> _Requirement_
All lines from the one containing "Parse this screenshot: output" through the final line of the records below should be reproduced exactly, with the pictures left out.
[Begin Given data]
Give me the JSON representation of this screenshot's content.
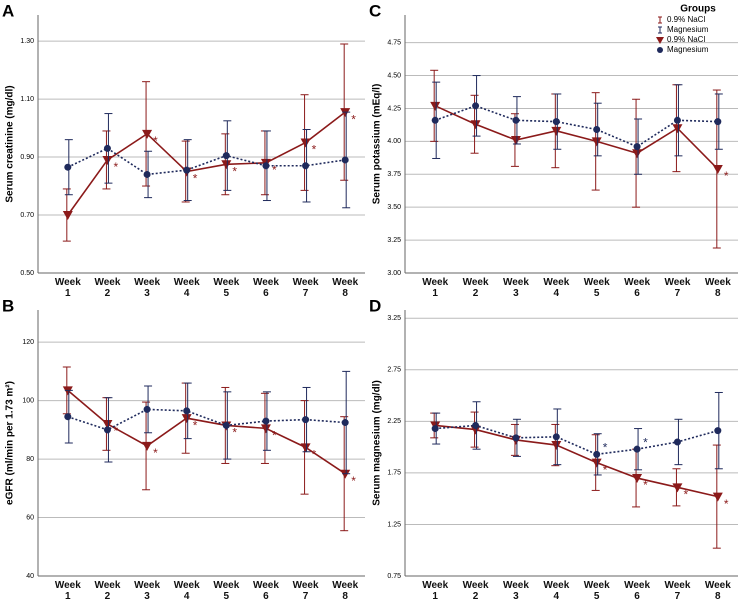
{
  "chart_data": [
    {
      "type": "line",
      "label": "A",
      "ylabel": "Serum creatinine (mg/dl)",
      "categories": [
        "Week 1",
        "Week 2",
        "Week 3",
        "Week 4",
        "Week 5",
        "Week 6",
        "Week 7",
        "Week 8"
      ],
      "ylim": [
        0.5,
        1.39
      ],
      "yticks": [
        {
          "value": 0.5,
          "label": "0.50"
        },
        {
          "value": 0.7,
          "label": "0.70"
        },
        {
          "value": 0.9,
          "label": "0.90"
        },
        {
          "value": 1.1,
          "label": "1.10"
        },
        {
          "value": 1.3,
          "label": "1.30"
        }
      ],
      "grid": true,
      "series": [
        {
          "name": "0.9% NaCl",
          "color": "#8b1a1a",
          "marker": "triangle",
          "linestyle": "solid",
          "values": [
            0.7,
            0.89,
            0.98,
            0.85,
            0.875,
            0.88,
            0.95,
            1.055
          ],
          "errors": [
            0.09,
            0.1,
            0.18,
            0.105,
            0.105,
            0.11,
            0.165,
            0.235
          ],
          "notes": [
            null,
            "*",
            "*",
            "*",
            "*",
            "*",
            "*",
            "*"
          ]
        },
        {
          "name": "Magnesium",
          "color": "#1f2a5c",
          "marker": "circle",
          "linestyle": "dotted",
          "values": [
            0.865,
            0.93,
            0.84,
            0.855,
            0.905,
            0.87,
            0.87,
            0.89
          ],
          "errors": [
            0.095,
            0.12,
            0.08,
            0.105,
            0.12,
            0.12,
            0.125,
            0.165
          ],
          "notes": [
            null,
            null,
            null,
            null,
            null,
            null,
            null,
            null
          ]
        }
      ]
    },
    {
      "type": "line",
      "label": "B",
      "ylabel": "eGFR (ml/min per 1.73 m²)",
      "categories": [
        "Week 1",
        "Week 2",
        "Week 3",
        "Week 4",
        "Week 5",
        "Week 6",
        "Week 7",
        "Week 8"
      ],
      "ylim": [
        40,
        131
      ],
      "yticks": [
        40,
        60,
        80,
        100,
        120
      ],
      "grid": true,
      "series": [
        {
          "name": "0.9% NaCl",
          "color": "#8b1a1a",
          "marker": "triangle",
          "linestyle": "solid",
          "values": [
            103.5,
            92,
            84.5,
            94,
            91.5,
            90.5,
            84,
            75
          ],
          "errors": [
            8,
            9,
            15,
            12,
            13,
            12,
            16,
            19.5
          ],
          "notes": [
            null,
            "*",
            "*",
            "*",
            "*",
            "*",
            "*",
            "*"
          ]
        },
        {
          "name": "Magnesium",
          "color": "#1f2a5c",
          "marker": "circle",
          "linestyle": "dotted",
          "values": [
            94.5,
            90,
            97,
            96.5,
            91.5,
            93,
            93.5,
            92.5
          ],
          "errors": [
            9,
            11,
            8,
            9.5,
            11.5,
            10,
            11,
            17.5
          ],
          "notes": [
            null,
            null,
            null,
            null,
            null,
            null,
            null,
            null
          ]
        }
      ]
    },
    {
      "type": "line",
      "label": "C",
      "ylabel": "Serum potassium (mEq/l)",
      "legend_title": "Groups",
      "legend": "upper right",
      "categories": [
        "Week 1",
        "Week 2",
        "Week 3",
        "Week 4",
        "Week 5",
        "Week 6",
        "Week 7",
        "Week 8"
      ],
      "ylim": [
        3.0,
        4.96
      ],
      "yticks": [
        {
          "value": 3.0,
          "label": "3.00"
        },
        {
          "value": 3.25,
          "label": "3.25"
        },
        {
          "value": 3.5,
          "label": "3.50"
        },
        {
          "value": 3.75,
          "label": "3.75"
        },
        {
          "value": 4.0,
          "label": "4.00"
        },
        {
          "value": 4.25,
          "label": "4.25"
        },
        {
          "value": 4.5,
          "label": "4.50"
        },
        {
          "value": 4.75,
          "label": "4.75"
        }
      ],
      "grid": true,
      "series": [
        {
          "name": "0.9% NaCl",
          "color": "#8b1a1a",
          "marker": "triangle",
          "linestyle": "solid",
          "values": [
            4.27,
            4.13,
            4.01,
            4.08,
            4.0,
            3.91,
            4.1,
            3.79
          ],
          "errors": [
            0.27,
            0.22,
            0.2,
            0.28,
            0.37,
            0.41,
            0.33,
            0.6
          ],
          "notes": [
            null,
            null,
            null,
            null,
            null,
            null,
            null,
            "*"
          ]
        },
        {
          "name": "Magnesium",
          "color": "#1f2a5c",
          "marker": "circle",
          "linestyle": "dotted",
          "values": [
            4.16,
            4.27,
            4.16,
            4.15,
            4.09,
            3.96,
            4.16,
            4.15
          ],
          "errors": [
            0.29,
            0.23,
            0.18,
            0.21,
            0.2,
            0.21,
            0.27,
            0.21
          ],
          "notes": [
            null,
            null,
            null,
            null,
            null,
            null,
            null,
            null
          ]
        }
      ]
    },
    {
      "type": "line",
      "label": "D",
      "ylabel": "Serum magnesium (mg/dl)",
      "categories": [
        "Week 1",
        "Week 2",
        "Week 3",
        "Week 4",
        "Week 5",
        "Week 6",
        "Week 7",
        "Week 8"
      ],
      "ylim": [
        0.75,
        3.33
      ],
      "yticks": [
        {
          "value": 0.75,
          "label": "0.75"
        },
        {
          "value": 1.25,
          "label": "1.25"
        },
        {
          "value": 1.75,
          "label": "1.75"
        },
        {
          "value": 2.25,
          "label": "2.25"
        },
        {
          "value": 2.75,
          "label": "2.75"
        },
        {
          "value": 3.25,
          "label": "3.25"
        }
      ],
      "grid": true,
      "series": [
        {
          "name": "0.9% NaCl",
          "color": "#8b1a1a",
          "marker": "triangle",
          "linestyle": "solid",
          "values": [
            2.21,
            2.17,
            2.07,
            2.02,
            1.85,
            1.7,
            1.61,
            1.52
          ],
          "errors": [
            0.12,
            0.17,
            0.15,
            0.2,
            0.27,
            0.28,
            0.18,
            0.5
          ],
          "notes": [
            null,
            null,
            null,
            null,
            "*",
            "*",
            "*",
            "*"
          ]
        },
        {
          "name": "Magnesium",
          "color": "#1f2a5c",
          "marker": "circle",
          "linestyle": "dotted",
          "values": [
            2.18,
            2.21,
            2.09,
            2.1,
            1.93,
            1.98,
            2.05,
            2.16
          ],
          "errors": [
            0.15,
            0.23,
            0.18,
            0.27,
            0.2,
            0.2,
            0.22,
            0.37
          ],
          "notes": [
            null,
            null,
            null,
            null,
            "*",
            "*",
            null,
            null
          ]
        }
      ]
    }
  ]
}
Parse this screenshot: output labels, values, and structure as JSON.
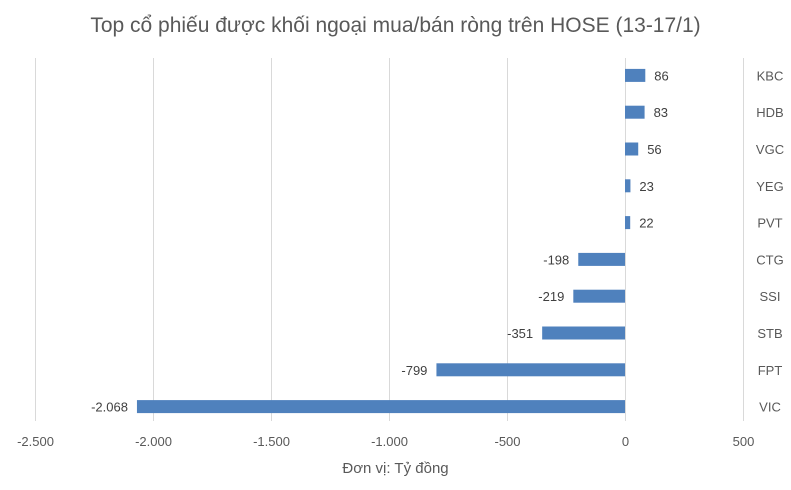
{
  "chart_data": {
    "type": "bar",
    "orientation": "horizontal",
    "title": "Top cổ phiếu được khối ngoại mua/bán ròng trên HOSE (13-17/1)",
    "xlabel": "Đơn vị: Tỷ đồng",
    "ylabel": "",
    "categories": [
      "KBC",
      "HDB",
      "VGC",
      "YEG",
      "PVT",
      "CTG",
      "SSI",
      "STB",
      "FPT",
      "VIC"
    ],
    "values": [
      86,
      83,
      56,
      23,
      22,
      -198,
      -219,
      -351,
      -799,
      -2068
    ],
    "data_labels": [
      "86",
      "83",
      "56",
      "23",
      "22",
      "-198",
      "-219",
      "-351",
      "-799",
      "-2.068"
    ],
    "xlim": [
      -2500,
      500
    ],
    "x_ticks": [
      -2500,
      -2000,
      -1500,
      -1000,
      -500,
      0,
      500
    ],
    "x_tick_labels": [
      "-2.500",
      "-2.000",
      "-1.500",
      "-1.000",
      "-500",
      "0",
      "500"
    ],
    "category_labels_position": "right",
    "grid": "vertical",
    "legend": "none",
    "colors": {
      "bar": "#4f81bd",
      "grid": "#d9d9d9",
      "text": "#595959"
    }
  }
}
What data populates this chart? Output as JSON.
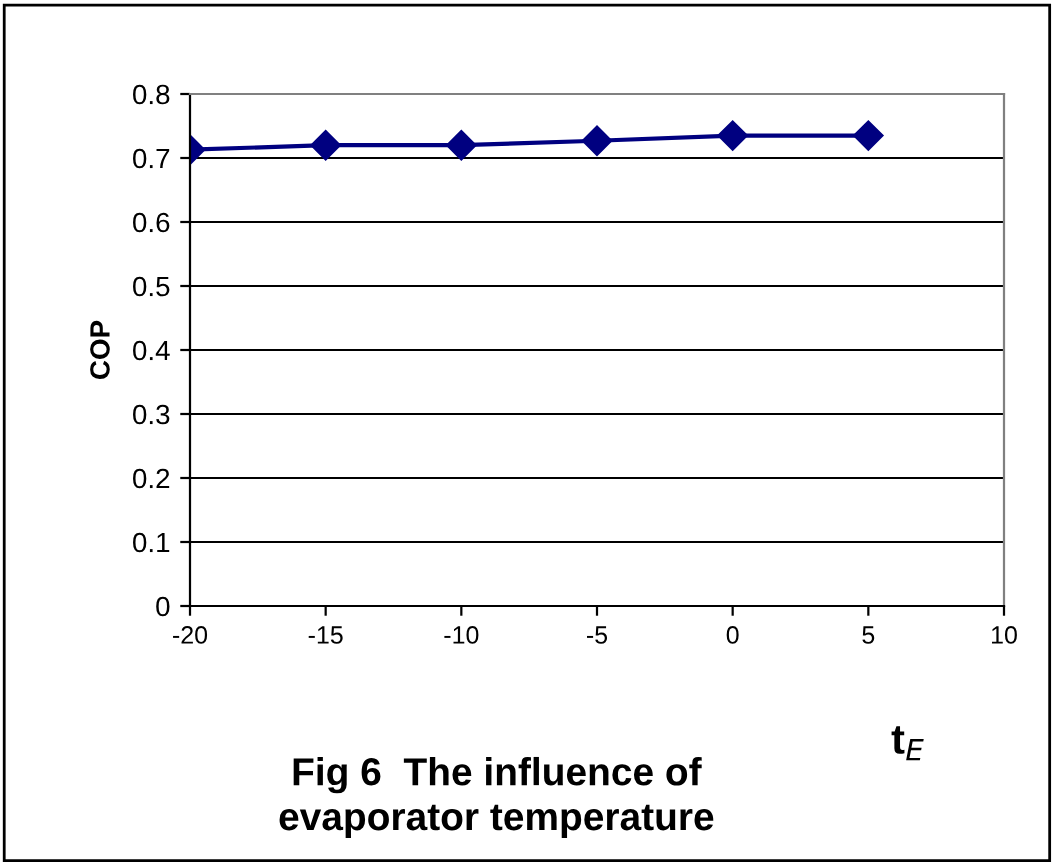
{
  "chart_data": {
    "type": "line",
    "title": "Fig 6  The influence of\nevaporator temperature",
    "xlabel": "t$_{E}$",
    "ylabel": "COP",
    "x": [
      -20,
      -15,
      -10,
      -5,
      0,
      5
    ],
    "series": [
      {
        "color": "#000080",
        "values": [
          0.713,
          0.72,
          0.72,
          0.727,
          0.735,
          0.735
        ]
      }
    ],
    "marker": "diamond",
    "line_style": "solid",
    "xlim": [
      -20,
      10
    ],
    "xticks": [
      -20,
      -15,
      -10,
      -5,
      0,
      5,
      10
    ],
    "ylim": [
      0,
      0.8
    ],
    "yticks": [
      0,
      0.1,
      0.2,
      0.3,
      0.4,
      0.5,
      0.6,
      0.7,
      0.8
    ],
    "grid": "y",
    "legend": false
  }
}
[End Given data]
> _Output below_
Parse this screenshot: output labels, values, and structure as JSON.
{
  "chart_data": {
    "type": "bar",
    "orientation": "horizontal",
    "title": "Top cổ phiếu được khối ngoại mua/bán ròng trên HOSE (13-17/1)",
    "xlabel": "Đơn vị: Tỷ đồng",
    "ylabel": "",
    "categories": [
      "KBC",
      "HDB",
      "VGC",
      "YEG",
      "PVT",
      "CTG",
      "SSI",
      "STB",
      "FPT",
      "VIC"
    ],
    "values": [
      86,
      83,
      56,
      23,
      22,
      -198,
      -219,
      -351,
      -799,
      -2068
    ],
    "data_labels": [
      "86",
      "83",
      "56",
      "23",
      "22",
      "-198",
      "-219",
      "-351",
      "-799",
      "-2.068"
    ],
    "xlim": [
      -2500,
      500
    ],
    "x_ticks": [
      -2500,
      -2000,
      -1500,
      -1000,
      -500,
      0,
      500
    ],
    "x_tick_labels": [
      "-2.500",
      "-2.000",
      "-1.500",
      "-1.000",
      "-500",
      "0",
      "500"
    ],
    "category_labels_position": "right",
    "grid": "vertical",
    "legend": "none",
    "colors": {
      "bar": "#4f81bd",
      "grid": "#d9d9d9",
      "text": "#595959"
    }
  }
}
What data populates this chart? Output as JSON.
{
  "chart_data": {
    "type": "line",
    "title": "Fig 6  The influence of\nevaporator temperature",
    "xlabel": "t$_{E}$",
    "ylabel": "COP",
    "x": [
      -20,
      -15,
      -10,
      -5,
      0,
      5
    ],
    "series": [
      {
        "color": "#000080",
        "values": [
          0.713,
          0.72,
          0.72,
          0.727,
          0.735,
          0.735
        ]
      }
    ],
    "marker": "diamond",
    "line_style": "solid",
    "xlim": [
      -20,
      10
    ],
    "xticks": [
      -20,
      -15,
      -10,
      -5,
      0,
      5,
      10
    ],
    "ylim": [
      0,
      0.8
    ],
    "yticks": [
      0,
      0.1,
      0.2,
      0.3,
      0.4,
      0.5,
      0.6,
      0.7,
      0.8
    ],
    "grid": "y",
    "legend": false
  }
}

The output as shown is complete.